Take every line from the listing below that includes "базы" and copy it.
# # # #
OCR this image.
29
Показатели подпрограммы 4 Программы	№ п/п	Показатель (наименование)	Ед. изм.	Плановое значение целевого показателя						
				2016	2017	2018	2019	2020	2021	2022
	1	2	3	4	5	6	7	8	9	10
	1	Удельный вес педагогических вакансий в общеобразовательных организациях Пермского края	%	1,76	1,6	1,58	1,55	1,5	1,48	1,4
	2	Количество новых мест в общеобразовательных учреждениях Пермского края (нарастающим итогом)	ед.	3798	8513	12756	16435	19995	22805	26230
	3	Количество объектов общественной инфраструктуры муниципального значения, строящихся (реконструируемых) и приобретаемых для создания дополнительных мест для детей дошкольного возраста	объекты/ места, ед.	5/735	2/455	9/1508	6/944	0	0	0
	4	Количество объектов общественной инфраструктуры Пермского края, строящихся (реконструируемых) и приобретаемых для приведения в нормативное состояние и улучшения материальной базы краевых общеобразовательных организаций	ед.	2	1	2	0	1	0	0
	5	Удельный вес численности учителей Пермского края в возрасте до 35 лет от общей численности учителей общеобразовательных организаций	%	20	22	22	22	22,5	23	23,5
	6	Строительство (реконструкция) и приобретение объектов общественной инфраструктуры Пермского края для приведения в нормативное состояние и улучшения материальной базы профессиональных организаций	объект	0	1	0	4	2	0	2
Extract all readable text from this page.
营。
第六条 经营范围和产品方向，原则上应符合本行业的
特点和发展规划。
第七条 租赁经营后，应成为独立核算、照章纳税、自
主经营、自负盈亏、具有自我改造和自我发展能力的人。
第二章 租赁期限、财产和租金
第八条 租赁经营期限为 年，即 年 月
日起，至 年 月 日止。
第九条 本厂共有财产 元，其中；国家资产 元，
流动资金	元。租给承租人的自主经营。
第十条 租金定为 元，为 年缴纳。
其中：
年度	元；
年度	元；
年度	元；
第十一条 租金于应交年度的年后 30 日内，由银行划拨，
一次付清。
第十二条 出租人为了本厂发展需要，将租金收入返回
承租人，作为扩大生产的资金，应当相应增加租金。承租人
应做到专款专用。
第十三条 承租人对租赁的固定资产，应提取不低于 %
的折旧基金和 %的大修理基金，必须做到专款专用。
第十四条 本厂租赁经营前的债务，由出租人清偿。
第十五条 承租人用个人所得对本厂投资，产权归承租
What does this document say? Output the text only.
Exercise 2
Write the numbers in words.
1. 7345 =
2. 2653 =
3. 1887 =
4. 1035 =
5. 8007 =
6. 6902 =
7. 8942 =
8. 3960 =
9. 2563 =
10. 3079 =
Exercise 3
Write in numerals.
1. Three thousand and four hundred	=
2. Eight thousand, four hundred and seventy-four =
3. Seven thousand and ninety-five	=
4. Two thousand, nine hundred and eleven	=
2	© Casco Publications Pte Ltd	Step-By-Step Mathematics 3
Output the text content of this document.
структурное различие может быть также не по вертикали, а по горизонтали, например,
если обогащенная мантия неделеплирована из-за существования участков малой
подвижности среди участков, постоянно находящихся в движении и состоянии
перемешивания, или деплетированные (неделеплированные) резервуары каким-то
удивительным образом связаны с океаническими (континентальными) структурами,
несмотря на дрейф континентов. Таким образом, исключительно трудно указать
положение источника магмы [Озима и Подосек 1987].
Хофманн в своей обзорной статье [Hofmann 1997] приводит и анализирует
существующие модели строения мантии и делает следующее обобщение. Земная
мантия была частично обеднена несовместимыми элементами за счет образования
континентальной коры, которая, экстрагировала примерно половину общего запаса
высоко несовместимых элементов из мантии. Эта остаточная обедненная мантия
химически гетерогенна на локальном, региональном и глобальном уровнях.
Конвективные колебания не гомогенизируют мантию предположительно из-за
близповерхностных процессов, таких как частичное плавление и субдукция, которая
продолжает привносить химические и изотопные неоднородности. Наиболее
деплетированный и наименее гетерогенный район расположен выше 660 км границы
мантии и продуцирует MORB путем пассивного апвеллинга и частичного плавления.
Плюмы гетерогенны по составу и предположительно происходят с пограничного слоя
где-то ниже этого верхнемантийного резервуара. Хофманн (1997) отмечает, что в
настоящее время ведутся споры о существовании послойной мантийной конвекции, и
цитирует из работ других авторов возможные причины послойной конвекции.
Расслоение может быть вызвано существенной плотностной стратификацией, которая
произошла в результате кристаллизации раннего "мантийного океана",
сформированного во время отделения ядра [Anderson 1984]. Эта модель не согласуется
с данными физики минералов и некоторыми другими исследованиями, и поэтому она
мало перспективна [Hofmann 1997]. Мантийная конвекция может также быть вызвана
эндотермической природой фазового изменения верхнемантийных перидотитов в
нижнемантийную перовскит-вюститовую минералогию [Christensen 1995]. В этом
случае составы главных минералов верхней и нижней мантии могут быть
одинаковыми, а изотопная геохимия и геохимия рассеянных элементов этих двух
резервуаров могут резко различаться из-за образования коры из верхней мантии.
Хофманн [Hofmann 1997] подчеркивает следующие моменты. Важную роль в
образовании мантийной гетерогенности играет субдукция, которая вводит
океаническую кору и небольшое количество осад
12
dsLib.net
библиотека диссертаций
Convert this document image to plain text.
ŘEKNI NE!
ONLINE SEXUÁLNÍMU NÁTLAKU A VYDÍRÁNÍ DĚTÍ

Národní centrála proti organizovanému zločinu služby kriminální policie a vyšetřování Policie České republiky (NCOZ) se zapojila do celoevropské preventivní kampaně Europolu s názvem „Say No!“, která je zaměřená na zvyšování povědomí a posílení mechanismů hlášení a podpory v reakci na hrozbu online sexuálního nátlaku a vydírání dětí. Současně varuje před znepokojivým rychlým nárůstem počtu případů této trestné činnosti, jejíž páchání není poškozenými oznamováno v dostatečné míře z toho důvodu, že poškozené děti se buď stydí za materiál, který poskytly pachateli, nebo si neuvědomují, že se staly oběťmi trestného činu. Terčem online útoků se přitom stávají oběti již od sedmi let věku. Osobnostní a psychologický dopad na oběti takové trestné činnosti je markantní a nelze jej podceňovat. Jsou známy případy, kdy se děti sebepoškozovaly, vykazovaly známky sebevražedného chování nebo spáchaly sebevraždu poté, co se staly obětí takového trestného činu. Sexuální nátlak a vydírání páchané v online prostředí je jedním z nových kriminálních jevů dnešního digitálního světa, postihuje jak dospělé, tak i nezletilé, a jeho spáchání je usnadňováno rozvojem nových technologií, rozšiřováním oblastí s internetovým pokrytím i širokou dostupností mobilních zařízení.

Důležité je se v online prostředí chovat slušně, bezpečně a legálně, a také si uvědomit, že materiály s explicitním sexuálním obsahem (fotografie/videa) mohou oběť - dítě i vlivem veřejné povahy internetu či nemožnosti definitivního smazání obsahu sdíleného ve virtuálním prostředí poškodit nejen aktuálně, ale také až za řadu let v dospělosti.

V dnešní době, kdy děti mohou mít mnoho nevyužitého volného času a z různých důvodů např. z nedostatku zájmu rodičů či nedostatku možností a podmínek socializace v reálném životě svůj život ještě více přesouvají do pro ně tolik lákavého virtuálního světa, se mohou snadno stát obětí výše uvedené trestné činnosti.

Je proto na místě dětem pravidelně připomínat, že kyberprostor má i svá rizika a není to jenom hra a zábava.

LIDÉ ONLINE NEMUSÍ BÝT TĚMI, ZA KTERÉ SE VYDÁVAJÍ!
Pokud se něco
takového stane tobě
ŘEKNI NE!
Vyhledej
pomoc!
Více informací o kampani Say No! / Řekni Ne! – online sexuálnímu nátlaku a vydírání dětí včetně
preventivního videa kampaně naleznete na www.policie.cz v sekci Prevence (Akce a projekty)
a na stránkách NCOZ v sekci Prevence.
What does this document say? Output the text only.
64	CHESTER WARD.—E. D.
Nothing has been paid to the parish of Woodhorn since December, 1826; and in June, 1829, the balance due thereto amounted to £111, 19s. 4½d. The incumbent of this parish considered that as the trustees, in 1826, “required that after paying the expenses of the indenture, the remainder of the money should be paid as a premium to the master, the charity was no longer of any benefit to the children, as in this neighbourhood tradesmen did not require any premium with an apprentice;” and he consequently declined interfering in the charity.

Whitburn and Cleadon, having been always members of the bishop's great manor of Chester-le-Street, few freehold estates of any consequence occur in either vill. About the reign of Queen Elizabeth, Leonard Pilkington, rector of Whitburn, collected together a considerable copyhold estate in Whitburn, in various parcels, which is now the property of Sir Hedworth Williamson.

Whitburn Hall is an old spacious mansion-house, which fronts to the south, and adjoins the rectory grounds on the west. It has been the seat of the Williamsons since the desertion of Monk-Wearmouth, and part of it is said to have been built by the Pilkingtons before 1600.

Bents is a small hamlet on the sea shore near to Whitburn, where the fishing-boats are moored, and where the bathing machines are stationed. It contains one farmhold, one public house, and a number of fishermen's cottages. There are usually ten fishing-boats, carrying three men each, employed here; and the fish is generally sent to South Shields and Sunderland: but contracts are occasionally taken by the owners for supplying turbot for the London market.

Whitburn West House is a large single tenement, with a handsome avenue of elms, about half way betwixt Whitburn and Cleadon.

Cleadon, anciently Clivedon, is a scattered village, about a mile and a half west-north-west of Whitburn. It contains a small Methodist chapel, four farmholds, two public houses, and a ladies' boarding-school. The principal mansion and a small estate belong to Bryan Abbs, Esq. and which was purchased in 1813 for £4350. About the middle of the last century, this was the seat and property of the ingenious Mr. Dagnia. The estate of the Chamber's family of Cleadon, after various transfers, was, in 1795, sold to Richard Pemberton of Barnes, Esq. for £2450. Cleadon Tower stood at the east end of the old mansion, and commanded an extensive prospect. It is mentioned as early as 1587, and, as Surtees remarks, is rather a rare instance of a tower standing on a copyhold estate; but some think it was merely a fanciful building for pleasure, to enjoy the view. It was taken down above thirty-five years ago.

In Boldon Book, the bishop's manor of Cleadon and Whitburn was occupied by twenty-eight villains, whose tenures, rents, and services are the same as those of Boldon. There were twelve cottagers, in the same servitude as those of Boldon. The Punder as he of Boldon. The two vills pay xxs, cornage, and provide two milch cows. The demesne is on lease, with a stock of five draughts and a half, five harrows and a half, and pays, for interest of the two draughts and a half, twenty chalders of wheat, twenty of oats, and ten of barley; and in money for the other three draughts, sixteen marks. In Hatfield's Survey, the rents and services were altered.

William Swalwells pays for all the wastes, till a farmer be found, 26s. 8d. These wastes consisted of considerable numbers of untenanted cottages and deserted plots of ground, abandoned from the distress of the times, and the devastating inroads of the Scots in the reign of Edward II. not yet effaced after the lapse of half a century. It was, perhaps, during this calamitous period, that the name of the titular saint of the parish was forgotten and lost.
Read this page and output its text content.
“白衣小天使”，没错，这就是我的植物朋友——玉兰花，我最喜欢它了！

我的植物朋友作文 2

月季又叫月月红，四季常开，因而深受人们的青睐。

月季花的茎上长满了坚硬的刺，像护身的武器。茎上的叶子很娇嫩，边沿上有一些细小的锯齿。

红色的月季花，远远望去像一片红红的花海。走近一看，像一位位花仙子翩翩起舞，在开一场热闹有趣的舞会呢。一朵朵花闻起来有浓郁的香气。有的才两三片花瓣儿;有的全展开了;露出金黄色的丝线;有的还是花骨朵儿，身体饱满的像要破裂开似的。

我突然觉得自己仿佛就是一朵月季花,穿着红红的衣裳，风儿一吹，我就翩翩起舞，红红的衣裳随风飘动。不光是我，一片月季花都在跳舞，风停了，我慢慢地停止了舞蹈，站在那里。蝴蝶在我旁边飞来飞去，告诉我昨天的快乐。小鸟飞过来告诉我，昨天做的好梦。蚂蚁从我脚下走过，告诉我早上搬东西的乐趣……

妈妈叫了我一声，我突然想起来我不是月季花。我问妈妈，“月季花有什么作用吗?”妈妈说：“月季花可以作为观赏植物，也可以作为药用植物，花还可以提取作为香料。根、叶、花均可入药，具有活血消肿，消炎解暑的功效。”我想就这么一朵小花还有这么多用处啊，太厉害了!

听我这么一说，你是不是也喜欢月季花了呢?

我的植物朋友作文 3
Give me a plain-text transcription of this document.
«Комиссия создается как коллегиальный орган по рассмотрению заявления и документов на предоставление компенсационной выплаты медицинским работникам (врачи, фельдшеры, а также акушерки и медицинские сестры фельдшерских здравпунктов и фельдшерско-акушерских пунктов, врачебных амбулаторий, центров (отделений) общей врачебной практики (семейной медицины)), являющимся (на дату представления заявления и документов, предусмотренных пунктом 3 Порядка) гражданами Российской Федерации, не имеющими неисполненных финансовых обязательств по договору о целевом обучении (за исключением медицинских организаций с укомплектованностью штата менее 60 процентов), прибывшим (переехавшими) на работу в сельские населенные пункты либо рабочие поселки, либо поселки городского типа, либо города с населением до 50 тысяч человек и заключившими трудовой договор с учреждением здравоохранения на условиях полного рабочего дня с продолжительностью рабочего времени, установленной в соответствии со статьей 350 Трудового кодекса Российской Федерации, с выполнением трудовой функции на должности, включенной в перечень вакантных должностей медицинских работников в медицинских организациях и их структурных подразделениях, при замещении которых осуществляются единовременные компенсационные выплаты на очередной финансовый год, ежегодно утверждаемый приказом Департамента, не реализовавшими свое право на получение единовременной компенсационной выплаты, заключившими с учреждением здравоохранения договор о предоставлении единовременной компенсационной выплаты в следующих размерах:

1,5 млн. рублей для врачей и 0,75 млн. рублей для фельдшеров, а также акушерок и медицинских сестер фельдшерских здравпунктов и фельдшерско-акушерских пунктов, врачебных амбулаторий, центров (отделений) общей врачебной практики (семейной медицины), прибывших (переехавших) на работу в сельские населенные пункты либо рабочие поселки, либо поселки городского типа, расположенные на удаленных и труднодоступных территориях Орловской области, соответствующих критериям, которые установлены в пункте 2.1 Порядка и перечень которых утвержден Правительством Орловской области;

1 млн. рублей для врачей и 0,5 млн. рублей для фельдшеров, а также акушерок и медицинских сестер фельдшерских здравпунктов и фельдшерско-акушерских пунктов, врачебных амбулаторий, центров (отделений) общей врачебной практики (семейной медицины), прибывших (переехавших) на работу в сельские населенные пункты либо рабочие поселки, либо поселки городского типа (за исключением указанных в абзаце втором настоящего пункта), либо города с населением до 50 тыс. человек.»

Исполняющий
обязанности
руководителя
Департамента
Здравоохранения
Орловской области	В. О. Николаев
# # # #
**Response**
	4	Количество объектов общественной инфраструктуры Пермского края, строящихся (реконструируемых) и приобретаемых для приведения в нормативное состояние и улучшения материальной базы краевых общеобразовательных организаций	ед.	2	1	2	0	1	0	0
	6	Строительство (реконструкция) и приобретение объектов общественной инфраструктуры Пермского края для приведения в нормативное состояние и улучшения материальной базы профессиональных организаций	объект	0	1	0	4	2	0	2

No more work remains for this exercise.